• Problem statement:
Write the count of lines that contain the word "color" and nothing else.

A block of data
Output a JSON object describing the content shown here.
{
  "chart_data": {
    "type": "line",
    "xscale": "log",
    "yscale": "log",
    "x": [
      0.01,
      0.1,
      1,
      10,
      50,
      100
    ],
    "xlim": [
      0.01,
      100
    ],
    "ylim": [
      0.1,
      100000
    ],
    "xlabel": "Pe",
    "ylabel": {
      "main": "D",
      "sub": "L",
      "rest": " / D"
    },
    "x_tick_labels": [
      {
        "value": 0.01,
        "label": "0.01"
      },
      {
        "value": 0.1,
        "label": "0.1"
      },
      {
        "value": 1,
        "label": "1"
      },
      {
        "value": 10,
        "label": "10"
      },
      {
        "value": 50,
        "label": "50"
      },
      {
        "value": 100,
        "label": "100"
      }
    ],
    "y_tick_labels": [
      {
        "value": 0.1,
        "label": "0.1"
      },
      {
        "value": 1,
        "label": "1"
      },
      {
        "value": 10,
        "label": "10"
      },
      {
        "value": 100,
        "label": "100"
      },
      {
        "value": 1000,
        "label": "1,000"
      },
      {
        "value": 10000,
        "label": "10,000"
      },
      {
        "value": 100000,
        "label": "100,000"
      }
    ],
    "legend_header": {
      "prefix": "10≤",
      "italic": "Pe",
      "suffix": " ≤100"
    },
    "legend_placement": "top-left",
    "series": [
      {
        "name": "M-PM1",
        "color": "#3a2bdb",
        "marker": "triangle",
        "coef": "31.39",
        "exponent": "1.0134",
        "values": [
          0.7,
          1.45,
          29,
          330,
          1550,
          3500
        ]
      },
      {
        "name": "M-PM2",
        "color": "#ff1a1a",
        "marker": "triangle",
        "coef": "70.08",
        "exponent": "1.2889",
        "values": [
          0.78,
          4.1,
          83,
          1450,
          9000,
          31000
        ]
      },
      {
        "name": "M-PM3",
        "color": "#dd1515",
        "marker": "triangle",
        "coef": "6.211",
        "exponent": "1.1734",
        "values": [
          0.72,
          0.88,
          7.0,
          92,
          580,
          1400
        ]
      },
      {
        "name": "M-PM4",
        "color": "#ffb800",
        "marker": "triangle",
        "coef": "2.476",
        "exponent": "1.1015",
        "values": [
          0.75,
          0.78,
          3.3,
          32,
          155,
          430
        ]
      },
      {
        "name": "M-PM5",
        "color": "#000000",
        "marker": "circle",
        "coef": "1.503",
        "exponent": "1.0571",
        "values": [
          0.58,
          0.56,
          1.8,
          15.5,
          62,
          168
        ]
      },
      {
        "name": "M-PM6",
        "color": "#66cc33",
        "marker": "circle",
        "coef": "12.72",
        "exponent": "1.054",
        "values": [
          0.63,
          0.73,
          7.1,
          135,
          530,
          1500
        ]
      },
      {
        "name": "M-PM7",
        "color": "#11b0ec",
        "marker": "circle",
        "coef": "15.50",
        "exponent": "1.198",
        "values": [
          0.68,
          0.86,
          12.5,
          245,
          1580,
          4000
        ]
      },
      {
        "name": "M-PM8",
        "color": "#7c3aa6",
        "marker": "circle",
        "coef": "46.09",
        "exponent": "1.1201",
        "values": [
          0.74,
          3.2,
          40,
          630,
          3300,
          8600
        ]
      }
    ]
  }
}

• Result:
8